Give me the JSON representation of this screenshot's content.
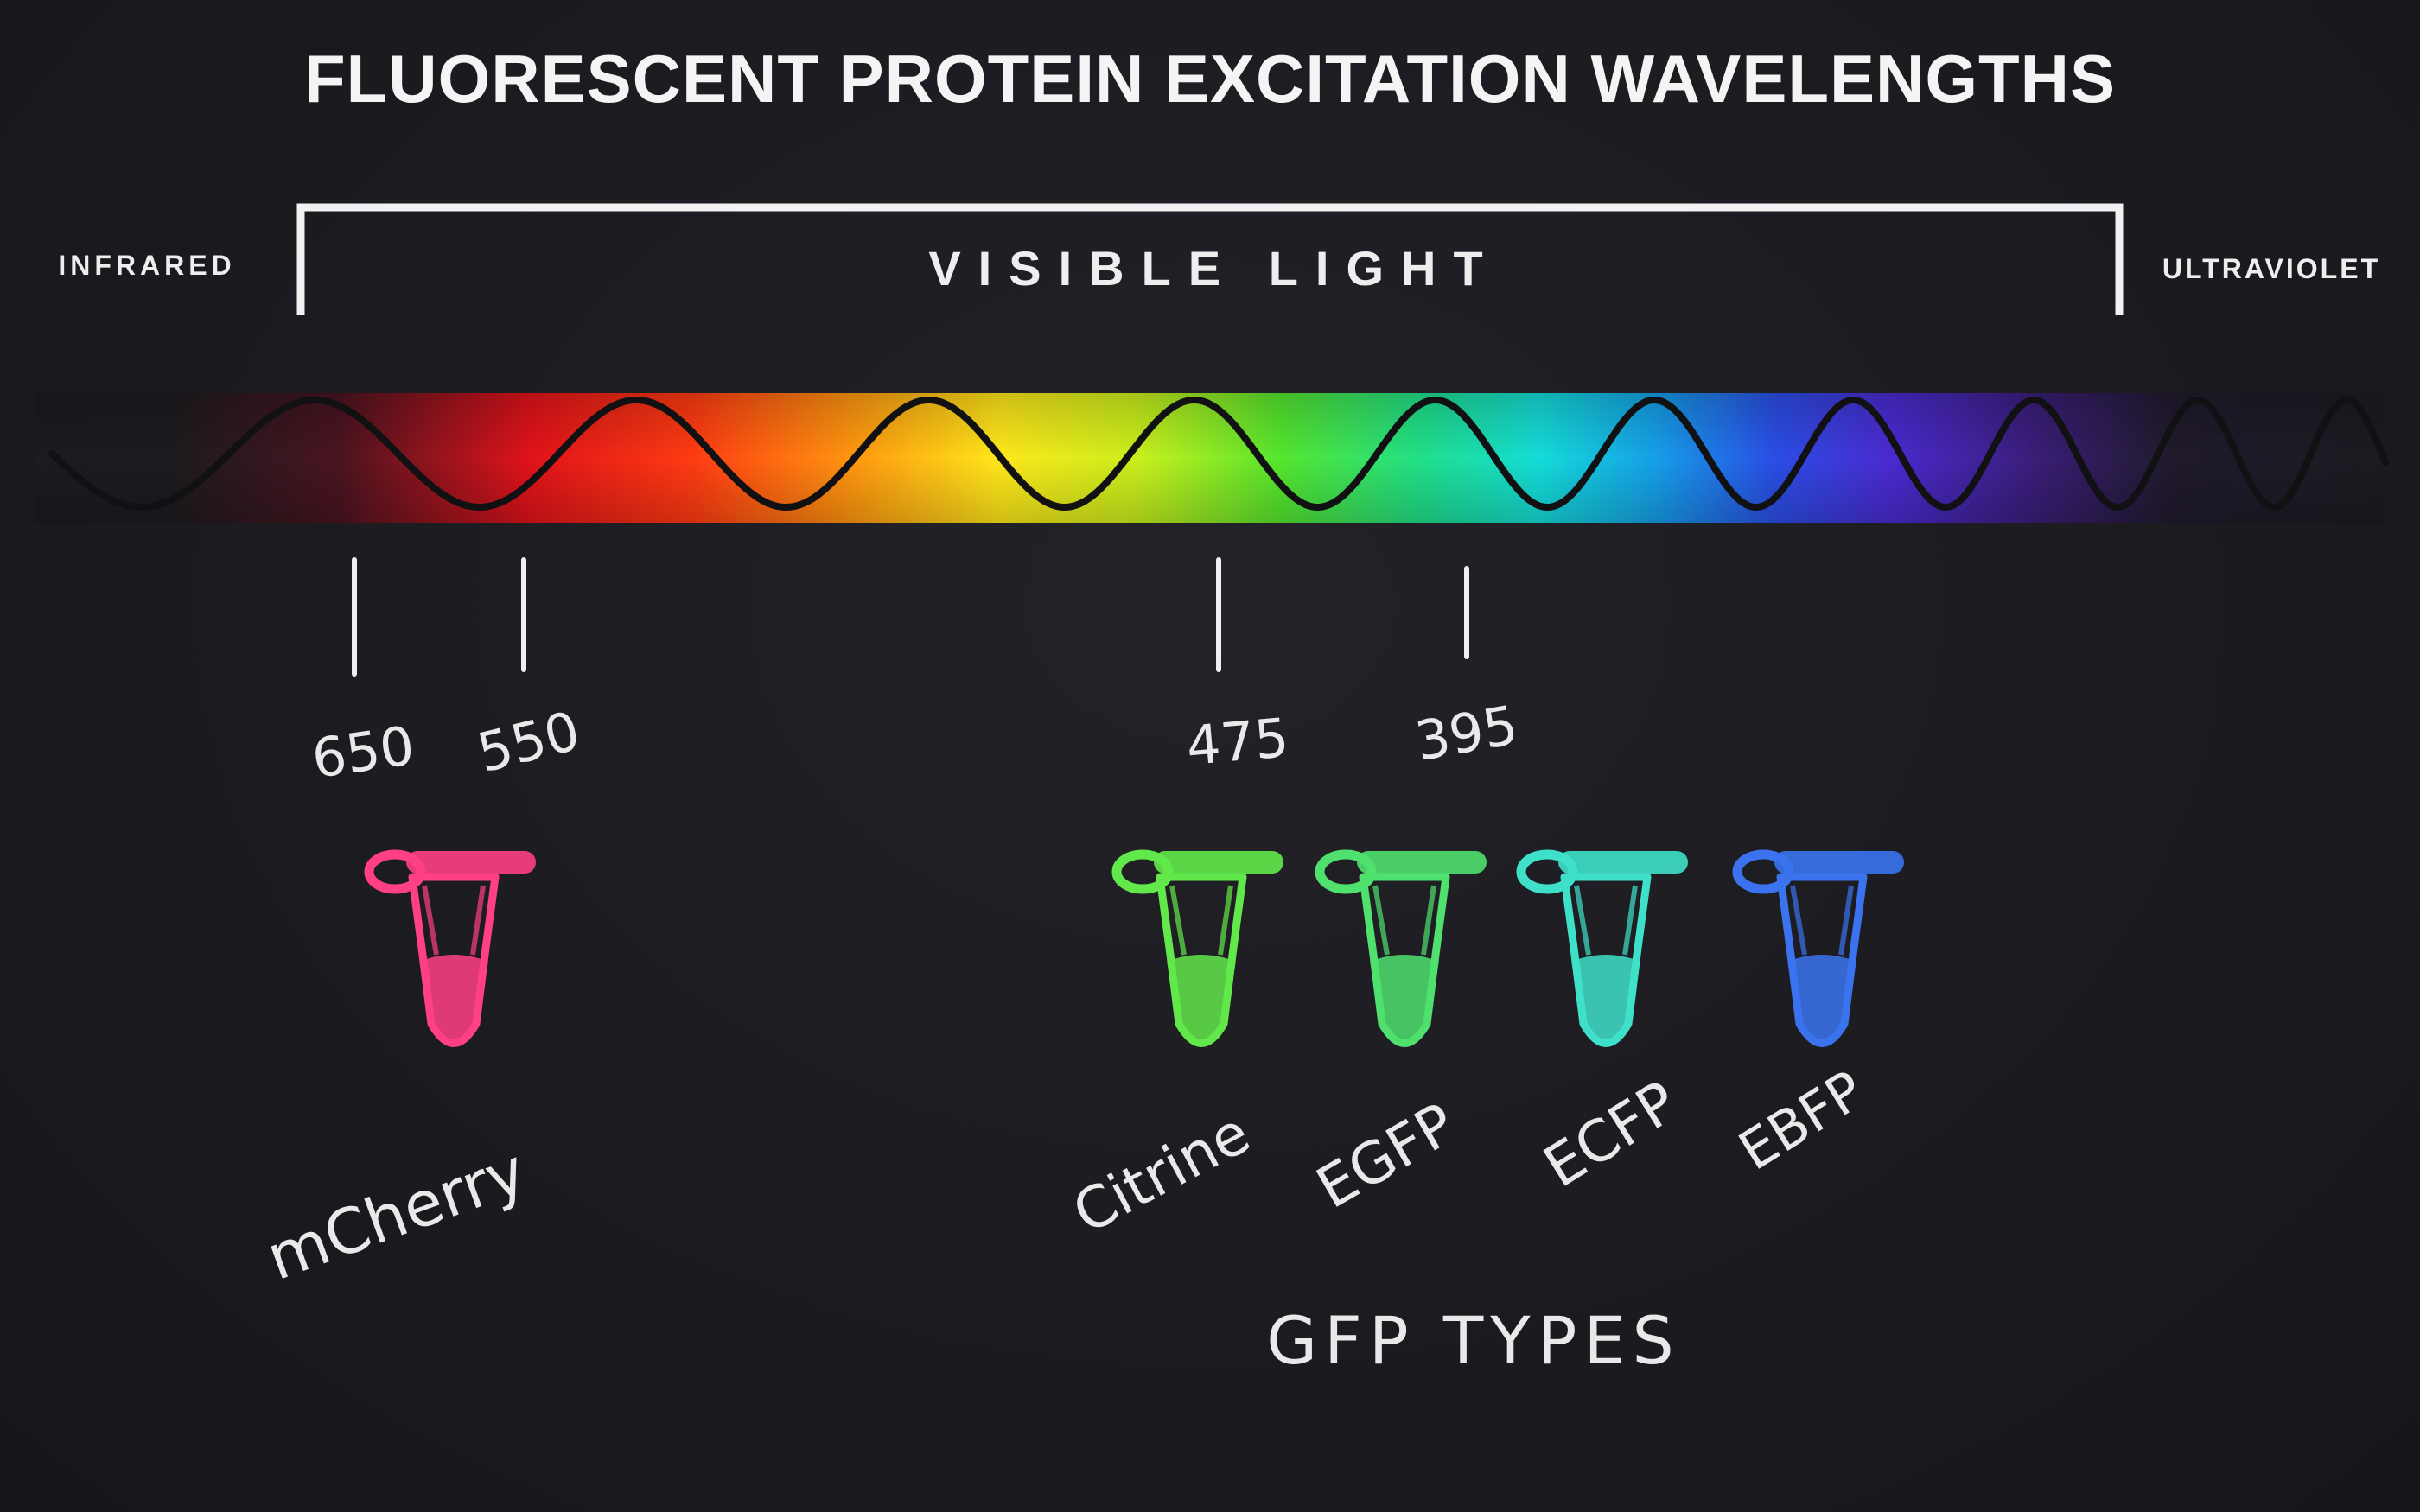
{
  "title": "FLUORESCENT PROTEIN EXCITATION WAVELENGTHS",
  "spectrum": {
    "left_label": "INFRARED",
    "center_label": "VISIBLE LIGHT",
    "right_label": "ULTRAVIOLET"
  },
  "markers": [
    {
      "value": "650"
    },
    {
      "value": "550"
    },
    {
      "value": "475"
    },
    {
      "value": "395"
    }
  ],
  "proteins": [
    {
      "name": "mCherry",
      "color": "#ff3f86"
    },
    {
      "name": "Citrine",
      "color": "#62e84a"
    },
    {
      "name": "EGFP",
      "color": "#4fe06e"
    },
    {
      "name": "ECFP",
      "color": "#3fe0c9"
    },
    {
      "name": "EBFP",
      "color": "#3b73ee"
    }
  ],
  "group_label": "GFP TYPES"
}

========================================

◆ Task brief ◆
Leave out the pictures and return the listing exactly.

◆ Solution for this task ◆
Give me the JSON representation of this screenshot's content.
{
  "title": "FLUORESCENT PROTEIN EXCITATION WAVELENGTHS",
  "spectrum": {
    "left_label": "INFRARED",
    "center_label": "VISIBLE LIGHT",
    "right_label": "ULTRAVIOLET"
  },
  "markers": [
    {
      "value": "650"
    },
    {
      "value": "550"
    },
    {
      "value": "475"
    },
    {
      "value": "395"
    }
  ],
  "proteins": [
    {
      "name": "mCherry",
      "color": "#ff3f86"
    },
    {
      "name": "Citrine",
      "color": "#62e84a"
    },
    {
      "name": "EGFP",
      "color": "#4fe06e"
    },
    {
      "name": "ECFP",
      "color": "#3fe0c9"
    },
    {
      "name": "EBFP",
      "color": "#3b73ee"
    }
  ],
  "group_label": "GFP TYPES"
}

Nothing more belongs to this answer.